• **Data for processing**:
______

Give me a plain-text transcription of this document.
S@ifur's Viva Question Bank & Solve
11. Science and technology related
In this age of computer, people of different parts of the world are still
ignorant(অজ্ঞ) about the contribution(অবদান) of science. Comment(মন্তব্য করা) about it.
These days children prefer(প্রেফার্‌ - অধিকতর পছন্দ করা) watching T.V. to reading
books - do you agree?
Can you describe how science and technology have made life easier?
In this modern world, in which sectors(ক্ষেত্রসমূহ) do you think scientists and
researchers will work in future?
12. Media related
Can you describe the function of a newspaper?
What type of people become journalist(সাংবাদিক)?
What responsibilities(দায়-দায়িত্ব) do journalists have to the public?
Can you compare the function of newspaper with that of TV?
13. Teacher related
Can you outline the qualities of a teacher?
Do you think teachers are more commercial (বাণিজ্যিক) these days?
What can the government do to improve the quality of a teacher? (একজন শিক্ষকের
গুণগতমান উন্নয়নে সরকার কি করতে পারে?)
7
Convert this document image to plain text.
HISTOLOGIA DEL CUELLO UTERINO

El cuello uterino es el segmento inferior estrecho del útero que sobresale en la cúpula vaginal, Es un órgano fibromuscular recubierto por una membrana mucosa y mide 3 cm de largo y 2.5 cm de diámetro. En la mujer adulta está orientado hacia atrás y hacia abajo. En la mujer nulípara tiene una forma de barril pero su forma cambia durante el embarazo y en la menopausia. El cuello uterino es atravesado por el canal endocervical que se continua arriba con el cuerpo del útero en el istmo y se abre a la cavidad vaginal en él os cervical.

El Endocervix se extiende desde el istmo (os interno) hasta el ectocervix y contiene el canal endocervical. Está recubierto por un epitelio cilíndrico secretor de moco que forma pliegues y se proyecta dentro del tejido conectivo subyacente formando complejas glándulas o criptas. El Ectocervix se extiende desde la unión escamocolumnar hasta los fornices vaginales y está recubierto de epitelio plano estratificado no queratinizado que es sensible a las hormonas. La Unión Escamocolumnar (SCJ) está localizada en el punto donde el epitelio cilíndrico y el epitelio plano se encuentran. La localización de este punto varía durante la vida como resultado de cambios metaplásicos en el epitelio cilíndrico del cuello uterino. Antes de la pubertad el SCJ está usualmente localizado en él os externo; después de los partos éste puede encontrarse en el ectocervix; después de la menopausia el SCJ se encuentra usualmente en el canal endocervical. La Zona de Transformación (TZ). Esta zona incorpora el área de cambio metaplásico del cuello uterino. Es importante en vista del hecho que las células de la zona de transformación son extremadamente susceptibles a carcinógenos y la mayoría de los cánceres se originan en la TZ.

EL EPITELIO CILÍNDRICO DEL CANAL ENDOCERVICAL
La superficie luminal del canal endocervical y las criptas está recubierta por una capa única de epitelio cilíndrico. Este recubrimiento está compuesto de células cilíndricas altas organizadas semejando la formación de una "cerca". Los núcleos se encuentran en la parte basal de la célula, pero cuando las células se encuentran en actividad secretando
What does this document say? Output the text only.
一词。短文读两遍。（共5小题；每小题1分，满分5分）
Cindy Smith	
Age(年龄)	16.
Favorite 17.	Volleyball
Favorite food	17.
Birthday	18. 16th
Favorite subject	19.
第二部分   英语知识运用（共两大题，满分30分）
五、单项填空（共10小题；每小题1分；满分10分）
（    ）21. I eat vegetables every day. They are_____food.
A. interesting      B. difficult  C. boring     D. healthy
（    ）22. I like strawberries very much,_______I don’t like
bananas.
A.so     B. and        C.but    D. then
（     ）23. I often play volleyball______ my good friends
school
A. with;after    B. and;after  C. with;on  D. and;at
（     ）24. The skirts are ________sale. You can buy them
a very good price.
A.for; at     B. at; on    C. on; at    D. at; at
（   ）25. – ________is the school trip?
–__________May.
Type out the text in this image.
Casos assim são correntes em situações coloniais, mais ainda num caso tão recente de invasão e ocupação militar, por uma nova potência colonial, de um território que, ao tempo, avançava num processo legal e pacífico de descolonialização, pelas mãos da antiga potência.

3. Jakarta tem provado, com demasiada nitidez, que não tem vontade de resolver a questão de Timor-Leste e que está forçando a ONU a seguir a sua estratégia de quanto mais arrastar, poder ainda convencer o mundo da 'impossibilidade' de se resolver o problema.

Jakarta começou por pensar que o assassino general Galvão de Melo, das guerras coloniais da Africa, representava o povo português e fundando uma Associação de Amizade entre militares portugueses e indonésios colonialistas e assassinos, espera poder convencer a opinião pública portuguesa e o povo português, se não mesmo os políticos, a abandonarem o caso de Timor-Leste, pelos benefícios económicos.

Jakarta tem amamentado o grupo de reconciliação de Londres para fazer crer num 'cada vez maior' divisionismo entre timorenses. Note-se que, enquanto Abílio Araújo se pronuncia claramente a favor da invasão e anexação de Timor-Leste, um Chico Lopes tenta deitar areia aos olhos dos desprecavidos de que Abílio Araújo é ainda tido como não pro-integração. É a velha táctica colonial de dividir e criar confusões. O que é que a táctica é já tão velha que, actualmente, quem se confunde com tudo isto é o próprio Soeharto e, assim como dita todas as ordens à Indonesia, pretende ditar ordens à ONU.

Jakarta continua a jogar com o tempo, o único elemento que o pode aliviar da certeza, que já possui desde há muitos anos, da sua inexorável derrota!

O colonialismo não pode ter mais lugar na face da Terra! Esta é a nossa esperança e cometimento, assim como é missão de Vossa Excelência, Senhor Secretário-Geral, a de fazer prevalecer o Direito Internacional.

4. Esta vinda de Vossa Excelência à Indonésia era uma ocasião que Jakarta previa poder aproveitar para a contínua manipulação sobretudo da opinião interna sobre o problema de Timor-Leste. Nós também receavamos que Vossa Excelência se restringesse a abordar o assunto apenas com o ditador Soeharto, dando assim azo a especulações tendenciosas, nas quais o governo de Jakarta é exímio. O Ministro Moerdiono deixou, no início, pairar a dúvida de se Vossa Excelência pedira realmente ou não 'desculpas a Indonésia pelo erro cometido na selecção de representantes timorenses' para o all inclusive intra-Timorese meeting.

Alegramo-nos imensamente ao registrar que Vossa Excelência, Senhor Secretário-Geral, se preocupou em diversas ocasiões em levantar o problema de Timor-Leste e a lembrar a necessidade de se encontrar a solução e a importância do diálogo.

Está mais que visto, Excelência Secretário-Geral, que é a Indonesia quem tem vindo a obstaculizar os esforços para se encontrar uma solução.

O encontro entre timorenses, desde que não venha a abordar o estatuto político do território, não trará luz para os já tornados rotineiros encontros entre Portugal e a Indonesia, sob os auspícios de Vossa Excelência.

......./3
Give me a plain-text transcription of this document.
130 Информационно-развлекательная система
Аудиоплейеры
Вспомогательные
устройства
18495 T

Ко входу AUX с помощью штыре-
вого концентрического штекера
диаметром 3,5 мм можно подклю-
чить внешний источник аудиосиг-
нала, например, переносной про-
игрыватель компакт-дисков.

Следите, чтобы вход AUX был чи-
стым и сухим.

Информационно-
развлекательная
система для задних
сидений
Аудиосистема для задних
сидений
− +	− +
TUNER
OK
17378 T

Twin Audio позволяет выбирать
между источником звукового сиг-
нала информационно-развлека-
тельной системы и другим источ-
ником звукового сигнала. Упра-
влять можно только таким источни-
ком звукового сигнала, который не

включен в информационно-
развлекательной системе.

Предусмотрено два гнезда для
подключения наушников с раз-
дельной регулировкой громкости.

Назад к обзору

______

State the count of lines with the word "mais" in them, and write nothing else.

• **Task solution**:
4